▸ **TASK REQUIREMENTS**
Please print all of the material below, word for word.

▸ **STORED DATA**
-- START --

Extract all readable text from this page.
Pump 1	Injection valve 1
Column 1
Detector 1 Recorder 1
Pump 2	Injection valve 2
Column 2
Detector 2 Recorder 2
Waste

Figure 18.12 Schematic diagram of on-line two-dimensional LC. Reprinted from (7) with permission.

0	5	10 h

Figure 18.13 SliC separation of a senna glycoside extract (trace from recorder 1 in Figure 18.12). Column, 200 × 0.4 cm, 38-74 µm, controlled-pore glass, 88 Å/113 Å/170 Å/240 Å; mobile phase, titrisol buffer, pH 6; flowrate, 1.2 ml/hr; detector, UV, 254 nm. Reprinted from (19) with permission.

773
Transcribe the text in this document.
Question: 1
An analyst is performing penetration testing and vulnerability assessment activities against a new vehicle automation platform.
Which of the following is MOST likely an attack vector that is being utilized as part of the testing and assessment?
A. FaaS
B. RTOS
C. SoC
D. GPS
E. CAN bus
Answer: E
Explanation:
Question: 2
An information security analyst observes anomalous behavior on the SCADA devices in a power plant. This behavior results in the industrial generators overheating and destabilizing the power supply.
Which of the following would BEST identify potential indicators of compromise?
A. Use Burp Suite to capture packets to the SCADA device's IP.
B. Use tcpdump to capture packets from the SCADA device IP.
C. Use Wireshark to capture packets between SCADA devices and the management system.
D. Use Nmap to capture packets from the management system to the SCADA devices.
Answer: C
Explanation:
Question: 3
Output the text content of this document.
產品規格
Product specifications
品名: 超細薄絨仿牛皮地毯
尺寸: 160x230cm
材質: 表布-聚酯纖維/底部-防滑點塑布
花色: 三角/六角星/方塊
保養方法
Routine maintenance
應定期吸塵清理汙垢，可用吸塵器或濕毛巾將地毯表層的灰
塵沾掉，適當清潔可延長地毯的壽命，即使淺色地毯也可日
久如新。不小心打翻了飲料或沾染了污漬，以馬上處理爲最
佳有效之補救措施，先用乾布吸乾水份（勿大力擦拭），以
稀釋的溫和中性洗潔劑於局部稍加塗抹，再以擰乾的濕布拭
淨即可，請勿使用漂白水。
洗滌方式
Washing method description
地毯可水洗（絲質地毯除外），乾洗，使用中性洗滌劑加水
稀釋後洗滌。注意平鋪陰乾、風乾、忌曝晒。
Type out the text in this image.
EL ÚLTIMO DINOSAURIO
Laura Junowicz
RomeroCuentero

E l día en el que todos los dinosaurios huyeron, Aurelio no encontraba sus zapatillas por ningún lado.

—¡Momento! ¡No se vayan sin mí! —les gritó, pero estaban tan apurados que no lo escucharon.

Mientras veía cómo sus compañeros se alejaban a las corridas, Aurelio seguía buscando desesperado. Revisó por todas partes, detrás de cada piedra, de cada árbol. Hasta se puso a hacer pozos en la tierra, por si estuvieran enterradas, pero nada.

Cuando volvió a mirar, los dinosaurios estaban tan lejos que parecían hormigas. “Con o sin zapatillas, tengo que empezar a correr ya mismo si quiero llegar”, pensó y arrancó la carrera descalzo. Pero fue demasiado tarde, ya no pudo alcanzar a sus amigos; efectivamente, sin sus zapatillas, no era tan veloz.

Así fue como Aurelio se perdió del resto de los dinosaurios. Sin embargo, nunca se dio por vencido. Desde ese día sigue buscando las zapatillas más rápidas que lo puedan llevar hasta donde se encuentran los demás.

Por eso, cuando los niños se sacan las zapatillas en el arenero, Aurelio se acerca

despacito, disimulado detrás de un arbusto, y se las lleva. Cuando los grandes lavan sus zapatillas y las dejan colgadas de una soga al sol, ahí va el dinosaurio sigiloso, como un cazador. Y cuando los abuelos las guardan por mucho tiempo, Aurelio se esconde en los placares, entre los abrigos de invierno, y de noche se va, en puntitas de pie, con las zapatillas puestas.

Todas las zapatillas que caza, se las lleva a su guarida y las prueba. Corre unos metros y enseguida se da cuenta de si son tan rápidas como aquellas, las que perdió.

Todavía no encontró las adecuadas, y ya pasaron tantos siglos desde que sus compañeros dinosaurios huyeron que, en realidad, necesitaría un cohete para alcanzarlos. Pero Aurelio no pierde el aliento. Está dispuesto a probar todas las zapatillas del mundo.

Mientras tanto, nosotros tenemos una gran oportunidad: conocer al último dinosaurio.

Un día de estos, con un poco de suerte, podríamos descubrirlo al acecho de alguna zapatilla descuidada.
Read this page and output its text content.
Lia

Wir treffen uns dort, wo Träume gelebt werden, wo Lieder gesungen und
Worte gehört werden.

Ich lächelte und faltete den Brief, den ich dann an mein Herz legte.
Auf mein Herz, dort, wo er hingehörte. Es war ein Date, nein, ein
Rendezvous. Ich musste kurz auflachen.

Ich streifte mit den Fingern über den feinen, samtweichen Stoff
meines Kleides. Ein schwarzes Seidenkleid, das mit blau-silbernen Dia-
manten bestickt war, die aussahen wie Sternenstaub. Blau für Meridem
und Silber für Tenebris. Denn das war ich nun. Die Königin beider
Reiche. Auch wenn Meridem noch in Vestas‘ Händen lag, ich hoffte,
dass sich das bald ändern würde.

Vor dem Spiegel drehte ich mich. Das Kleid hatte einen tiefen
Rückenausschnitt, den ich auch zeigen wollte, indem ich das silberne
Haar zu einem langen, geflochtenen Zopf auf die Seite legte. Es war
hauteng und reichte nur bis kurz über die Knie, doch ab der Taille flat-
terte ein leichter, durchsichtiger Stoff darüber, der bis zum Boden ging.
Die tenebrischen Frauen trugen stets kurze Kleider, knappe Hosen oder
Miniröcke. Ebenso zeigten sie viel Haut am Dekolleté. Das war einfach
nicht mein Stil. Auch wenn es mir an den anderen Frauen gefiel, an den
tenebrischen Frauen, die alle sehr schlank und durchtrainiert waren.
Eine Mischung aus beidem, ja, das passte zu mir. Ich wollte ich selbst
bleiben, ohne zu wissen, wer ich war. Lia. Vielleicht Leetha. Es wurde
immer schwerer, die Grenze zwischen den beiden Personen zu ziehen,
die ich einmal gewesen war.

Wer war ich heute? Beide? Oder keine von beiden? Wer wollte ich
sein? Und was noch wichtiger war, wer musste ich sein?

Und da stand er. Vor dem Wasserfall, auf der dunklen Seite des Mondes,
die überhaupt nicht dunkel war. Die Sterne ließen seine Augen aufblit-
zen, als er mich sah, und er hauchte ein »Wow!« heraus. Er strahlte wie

-- END --

▸ **RESULT OF THIS EXERCISE**
Extract all readable text from this page.
Pump 1	Injection valve 1
Column 1
Detector 1 Recorder 1
Pump 2	Injection valve 2
Column 2
Detector 2 Recorder 2
Waste

Figure 18.12 Schematic diagram of on-line two-dimensional LC. Reprinted from (7) with permission.

0	5	10 h

Figure 18.13 SliC separation of a senna glycoside extract (trace from recorder 1 in Figure 18.12). Column, 200 × 0.4 cm, 38-74 µm, controlled-pore glass, 88 Å/113 Å/170 Å/240 Å; mobile phase, titrisol buffer, pH 6; flowrate, 1.2 ml/hr; detector, UV, 254 nm. Reprinted from (19) with permission.

773
Transcribe the text in this document.
Question: 1
An analyst is performing penetration testing and vulnerability assessment activities against a new vehicle automation platform.
Which of the following is MOST likely an attack vector that is being utilized as part of the testing and assessment?
A. FaaS
B. RTOS
C. SoC
D. GPS
E. CAN bus
Answer: E
Explanation:
Question: 2
An information security analyst observes anomalous behavior on the SCADA devices in a power plant. This behavior results in the industrial generators overheating and destabilizing the power supply.
Which of the following would BEST identify potential indicators of compromise?
A. Use Burp Suite to capture packets to the SCADA device's IP.
B. Use tcpdump to capture packets from the SCADA device IP.
C. Use Wireshark to capture packets between SCADA devices and the management system.
D. Use Nmap to capture packets from the management system to the SCADA devices.
Answer: C
Explanation:
Question: 3
Output the text content of this document.
產品規格
Product specifications
品名: 超細薄絨仿牛皮地毯
尺寸: 160x230cm
材質: 表布-聚酯纖維/底部-防滑點塑布
花色: 三角/六角星/方塊
保養方法
Routine maintenance
應定期吸塵清理汙垢，可用吸塵器或濕毛巾將地毯表層的灰
塵沾掉，適當清潔可延長地毯的壽命，即使淺色地毯也可日
久如新。不小心打翻了飲料或沾染了污漬，以馬上處理爲最
佳有效之補救措施，先用乾布吸乾水份（勿大力擦拭），以
稀釋的溫和中性洗潔劑於局部稍加塗抹，再以擰乾的濕布拭
淨即可，請勿使用漂白水。
洗滌方式
Washing method description
地毯可水洗（絲質地毯除外），乾洗，使用中性洗滌劑加水
稀釋後洗滌。注意平鋪陰乾、風乾、忌曝晒。
Type out the text in this image.
EL ÚLTIMO DINOSAURIO
Laura Junowicz
RomeroCuentero

E l día en el que todos los dinosaurios huyeron, Aurelio no encontraba sus zapatillas por ningún lado.

—¡Momento! ¡No se vayan sin mí! —les gritó, pero estaban tan apurados que no lo escucharon.

Mientras veía cómo sus compañeros se alejaban a las corridas, Aurelio seguía buscando desesperado. Revisó por todas partes, detrás de cada piedra, de cada árbol. Hasta se puso a hacer pozos en la tierra, por si estuvieran enterradas, pero nada.

Cuando volvió a mirar, los dinosaurios estaban tan lejos que parecían hormigas. “Con o sin zapatillas, tengo que empezar a correr ya mismo si quiero llegar”, pensó y arrancó la carrera descalzo. Pero fue demasiado tarde, ya no pudo alcanzar a sus amigos; efectivamente, sin sus zapatillas, no era tan veloz.

Así fue como Aurelio se perdió del resto de los dinosaurios. Sin embargo, nunca se dio por vencido. Desde ese día sigue buscando las zapatillas más rápidas que lo puedan llevar hasta donde se encuentran los demás.

Por eso, cuando los niños se sacan las zapatillas en el arenero, Aurelio se acerca

despacito, disimulado detrás de un arbusto, y se las lleva. Cuando los grandes lavan sus zapatillas y las dejan colgadas de una soga al sol, ahí va el dinosaurio sigiloso, como un cazador. Y cuando los abuelos las guardan por mucho tiempo, Aurelio se esconde en los placares, entre los abrigos de invierno, y de noche se va, en puntitas de pie, con las zapatillas puestas.

Todas las zapatillas que caza, se las lleva a su guarida y las prueba. Corre unos metros y enseguida se da cuenta de si son tan rápidas como aquellas, las que perdió.

Todavía no encontró las adecuadas, y ya pasaron tantos siglos desde que sus compañeros dinosaurios huyeron que, en realidad, necesitaría un cohete para alcanzarlos. Pero Aurelio no pierde el aliento. Está dispuesto a probar todas las zapatillas del mundo.

Mientras tanto, nosotros tenemos una gran oportunidad: conocer al último dinosaurio.

Un día de estos, con un poco de suerte, podríamos descubrirlo al acecho de alguna zapatilla descuidada.
Read this page and output its text content.
Lia

Wir treffen uns dort, wo Träume gelebt werden, wo Lieder gesungen und
Worte gehört werden.

Ich lächelte und faltete den Brief, den ich dann an mein Herz legte.
Auf mein Herz, dort, wo er hingehörte. Es war ein Date, nein, ein
Rendezvous. Ich musste kurz auflachen.

Ich streifte mit den Fingern über den feinen, samtweichen Stoff
meines Kleides. Ein schwarzes Seidenkleid, das mit blau-silbernen Dia-
manten bestickt war, die aussahen wie Sternenstaub. Blau für Meridem
und Silber für Tenebris. Denn das war ich nun. Die Königin beider
Reiche. Auch wenn Meridem noch in Vestas‘ Händen lag, ich hoffte,
dass sich das bald ändern würde.

Vor dem Spiegel drehte ich mich. Das Kleid hatte einen tiefen
Rückenausschnitt, den ich auch zeigen wollte, indem ich das silberne
Haar zu einem langen, geflochtenen Zopf auf die Seite legte. Es war
hauteng und reichte nur bis kurz über die Knie, doch ab der Taille flat-
terte ein leichter, durchsichtiger Stoff darüber, der bis zum Boden ging.
Die tenebrischen Frauen trugen stets kurze Kleider, knappe Hosen oder
Miniröcke. Ebenso zeigten sie viel Haut am Dekolleté. Das war einfach
nicht mein Stil. Auch wenn es mir an den anderen Frauen gefiel, an den
tenebrischen Frauen, die alle sehr schlank und durchtrainiert waren.
Eine Mischung aus beidem, ja, das passte zu mir. Ich wollte ich selbst
bleiben, ohne zu wissen, wer ich war. Lia. Vielleicht Leetha. Es wurde
immer schwerer, die Grenze zwischen den beiden Personen zu ziehen,
die ich einmal gewesen war.

Wer war ich heute? Beide? Oder keine von beiden? Wer wollte ich
sein? Und was noch wichtiger war, wer musste ich sein?

Und da stand er. Vor dem Wasserfall, auf der dunklen Seite des Mondes,
die überhaupt nicht dunkel war. Die Sterne ließen seine Augen aufblit-
zen, als er mich sah, und er hauchte ein »Wow!« heraus. Er strahlte wie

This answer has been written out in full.